- **WHAT YOU SHOULD DO**
Exactly reproduce the lines that follow.
────────
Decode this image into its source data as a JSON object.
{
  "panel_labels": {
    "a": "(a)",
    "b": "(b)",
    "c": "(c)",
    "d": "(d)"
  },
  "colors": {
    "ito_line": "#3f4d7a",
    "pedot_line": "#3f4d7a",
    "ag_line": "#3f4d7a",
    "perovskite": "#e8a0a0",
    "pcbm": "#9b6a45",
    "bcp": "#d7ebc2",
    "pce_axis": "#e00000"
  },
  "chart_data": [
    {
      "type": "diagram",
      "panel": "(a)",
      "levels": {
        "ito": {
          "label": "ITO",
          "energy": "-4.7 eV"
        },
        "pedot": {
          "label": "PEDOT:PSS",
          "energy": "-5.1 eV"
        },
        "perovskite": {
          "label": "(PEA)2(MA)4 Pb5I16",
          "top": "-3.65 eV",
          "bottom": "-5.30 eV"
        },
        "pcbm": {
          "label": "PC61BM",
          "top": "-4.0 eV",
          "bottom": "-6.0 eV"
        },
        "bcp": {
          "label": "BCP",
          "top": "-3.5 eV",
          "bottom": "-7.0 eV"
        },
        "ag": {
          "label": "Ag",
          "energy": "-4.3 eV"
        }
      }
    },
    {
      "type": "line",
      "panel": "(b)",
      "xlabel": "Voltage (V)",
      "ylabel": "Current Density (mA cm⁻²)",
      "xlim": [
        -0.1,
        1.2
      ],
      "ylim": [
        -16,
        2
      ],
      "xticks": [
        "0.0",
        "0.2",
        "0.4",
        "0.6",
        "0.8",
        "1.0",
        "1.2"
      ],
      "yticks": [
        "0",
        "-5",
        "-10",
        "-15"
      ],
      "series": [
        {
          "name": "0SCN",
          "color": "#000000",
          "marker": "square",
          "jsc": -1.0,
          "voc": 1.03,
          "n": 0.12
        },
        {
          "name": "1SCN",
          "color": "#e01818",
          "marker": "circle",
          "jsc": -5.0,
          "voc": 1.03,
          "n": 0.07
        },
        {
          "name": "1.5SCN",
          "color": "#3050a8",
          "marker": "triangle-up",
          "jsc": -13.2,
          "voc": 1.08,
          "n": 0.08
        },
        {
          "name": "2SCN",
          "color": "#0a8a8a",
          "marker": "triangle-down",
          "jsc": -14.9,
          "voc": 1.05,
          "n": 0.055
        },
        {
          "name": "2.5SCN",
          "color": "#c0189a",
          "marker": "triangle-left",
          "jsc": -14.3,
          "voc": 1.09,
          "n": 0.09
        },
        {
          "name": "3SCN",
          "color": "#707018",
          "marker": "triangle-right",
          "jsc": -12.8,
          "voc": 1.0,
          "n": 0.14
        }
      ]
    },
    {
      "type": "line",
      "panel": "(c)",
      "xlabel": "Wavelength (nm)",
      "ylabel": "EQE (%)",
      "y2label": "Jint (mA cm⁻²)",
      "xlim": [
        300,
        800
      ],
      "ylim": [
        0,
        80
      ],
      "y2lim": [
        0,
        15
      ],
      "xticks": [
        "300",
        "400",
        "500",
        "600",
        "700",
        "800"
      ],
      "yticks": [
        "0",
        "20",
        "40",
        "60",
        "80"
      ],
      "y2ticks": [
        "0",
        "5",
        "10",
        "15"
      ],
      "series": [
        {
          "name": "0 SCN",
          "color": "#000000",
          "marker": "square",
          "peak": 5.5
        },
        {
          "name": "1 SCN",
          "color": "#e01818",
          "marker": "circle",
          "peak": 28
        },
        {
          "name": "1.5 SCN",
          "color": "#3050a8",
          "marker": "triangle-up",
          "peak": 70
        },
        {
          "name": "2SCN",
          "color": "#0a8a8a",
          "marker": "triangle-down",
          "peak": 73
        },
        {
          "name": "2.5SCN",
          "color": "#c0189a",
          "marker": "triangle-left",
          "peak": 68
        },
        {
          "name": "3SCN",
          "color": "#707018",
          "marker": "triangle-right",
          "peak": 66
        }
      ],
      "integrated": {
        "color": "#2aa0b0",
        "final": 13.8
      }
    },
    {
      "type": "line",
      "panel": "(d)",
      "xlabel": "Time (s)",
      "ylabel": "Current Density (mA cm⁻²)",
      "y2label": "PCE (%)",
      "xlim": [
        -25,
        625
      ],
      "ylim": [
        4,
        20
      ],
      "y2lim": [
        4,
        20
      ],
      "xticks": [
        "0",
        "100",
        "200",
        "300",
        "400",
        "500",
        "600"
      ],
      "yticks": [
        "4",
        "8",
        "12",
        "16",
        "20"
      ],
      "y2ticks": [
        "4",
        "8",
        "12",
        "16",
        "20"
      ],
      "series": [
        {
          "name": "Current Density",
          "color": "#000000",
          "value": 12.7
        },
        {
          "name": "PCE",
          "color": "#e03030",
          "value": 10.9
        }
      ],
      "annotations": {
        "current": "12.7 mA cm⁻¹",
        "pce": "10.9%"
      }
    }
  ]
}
────────
- **ANSWER TO THIS PROBLEM**
Decode this image into its source data as a JSON object.
{
  "panel_labels": {
    "a": "(a)",
    "b": "(b)",
    "c": "(c)",
    "d": "(d)"
  },
  "colors": {
    "ito_line": "#3f4d7a",
    "pedot_line": "#3f4d7a",
    "ag_line": "#3f4d7a",
    "perovskite": "#e8a0a0",
    "pcbm": "#9b6a45",
    "bcp": "#d7ebc2",
    "pce_axis": "#e00000"
  },
  "chart_data": [
    {
      "type": "diagram",
      "panel": "(a)",
      "levels": {
        "ito": {
          "label": "ITO",
          "energy": "-4.7 eV"
        },
        "pedot": {
          "label": "PEDOT:PSS",
          "energy": "-5.1 eV"
        },
        "perovskite": {
          "label": "(PEA)2(MA)4 Pb5I16",
          "top": "-3.65 eV",
          "bottom": "-5.30 eV"
        },
        "pcbm": {
          "label": "PC61BM",
          "top": "-4.0 eV",
          "bottom": "-6.0 eV"
        },
        "bcp": {
          "label": "BCP",
          "top": "-3.5 eV",
          "bottom": "-7.0 eV"
        },
        "ag": {
          "label": "Ag",
          "energy": "-4.3 eV"
        }
      }
    },
    {
      "type": "line",
      "panel": "(b)",
      "xlabel": "Voltage (V)",
      "ylabel": "Current Density (mA cm⁻²)",
      "xlim": [
        -0.1,
        1.2
      ],
      "ylim": [
        -16,
        2
      ],
      "xticks": [
        "0.0",
        "0.2",
        "0.4",
        "0.6",
        "0.8",
        "1.0",
        "1.2"
      ],
      "yticks": [
        "0",
        "-5",
        "-10",
        "-15"
      ],
      "series": [
        {
          "name": "0SCN",
          "color": "#000000",
          "marker": "square",
          "jsc": -1.0,
          "voc": 1.03,
          "n": 0.12
        },
        {
          "name": "1SCN",
          "color": "#e01818",
          "marker": "circle",
          "jsc": -5.0,
          "voc": 1.03,
          "n": 0.07
        },
        {
          "name": "1.5SCN",
          "color": "#3050a8",
          "marker": "triangle-up",
          "jsc": -13.2,
          "voc": 1.08,
          "n": 0.08
        },
        {
          "name": "2SCN",
          "color": "#0a8a8a",
          "marker": "triangle-down",
          "jsc": -14.9,
          "voc": 1.05,
          "n": 0.055
        },
        {
          "name": "2.5SCN",
          "color": "#c0189a",
          "marker": "triangle-left",
          "jsc": -14.3,
          "voc": 1.09,
          "n": 0.09
        },
        {
          "name": "3SCN",
          "color": "#707018",
          "marker": "triangle-right",
          "jsc": -12.8,
          "voc": 1.0,
          "n": 0.14
        }
      ]
    },
    {
      "type": "line",
      "panel": "(c)",
      "xlabel": "Wavelength (nm)",
      "ylabel": "EQE (%)",
      "y2label": "Jint (mA cm⁻²)",
      "xlim": [
        300,
        800
      ],
      "ylim": [
        0,
        80
      ],
      "y2lim": [
        0,
        15
      ],
      "xticks": [
        "300",
        "400",
        "500",
        "600",
        "700",
        "800"
      ],
      "yticks": [
        "0",
        "20",
        "40",
        "60",
        "80"
      ],
      "y2ticks": [
        "0",
        "5",
        "10",
        "15"
      ],
      "series": [
        {
          "name": "0 SCN",
          "color": "#000000",
          "marker": "square",
          "peak": 5.5
        },
        {
          "name": "1 SCN",
          "color": "#e01818",
          "marker": "circle",
          "peak": 28
        },
        {
          "name": "1.5 SCN",
          "color": "#3050a8",
          "marker": "triangle-up",
          "peak": 70
        },
        {
          "name": "2SCN",
          "color": "#0a8a8a",
          "marker": "triangle-down",
          "peak": 73
        },
        {
          "name": "2.5SCN",
          "color": "#c0189a",
          "marker": "triangle-left",
          "peak": 68
        },
        {
          "name": "3SCN",
          "color": "#707018",
          "marker": "triangle-right",
          "peak": 66
        }
      ],
      "integrated": {
        "color": "#2aa0b0",
        "final": 13.8
      }
    },
    {
      "type": "line",
      "panel": "(d)",
      "xlabel": "Time (s)",
      "ylabel": "Current Density (mA cm⁻²)",
      "y2label": "PCE (%)",
      "xlim": [
        -25,
        625
      ],
      "ylim": [
        4,
        20
      ],
      "y2lim": [
        4,
        20
      ],
      "xticks": [
        "0",
        "100",
        "200",
        "300",
        "400",
        "500",
        "600"
      ],
      "yticks": [
        "4",
        "8",
        "12",
        "16",
        "20"
      ],
      "y2ticks": [
        "4",
        "8",
        "12",
        "16",
        "20"
      ],
      "series": [
        {
          "name": "Current Density",
          "color": "#000000",
          "value": 12.7
        },
        {
          "name": "PCE",
          "color": "#e03030",
          "value": 10.9
        }
      ],
      "annotations": {
        "current": "12.7 mA cm⁻¹",
        "pce": "10.9%"
      }
    }
  ]
}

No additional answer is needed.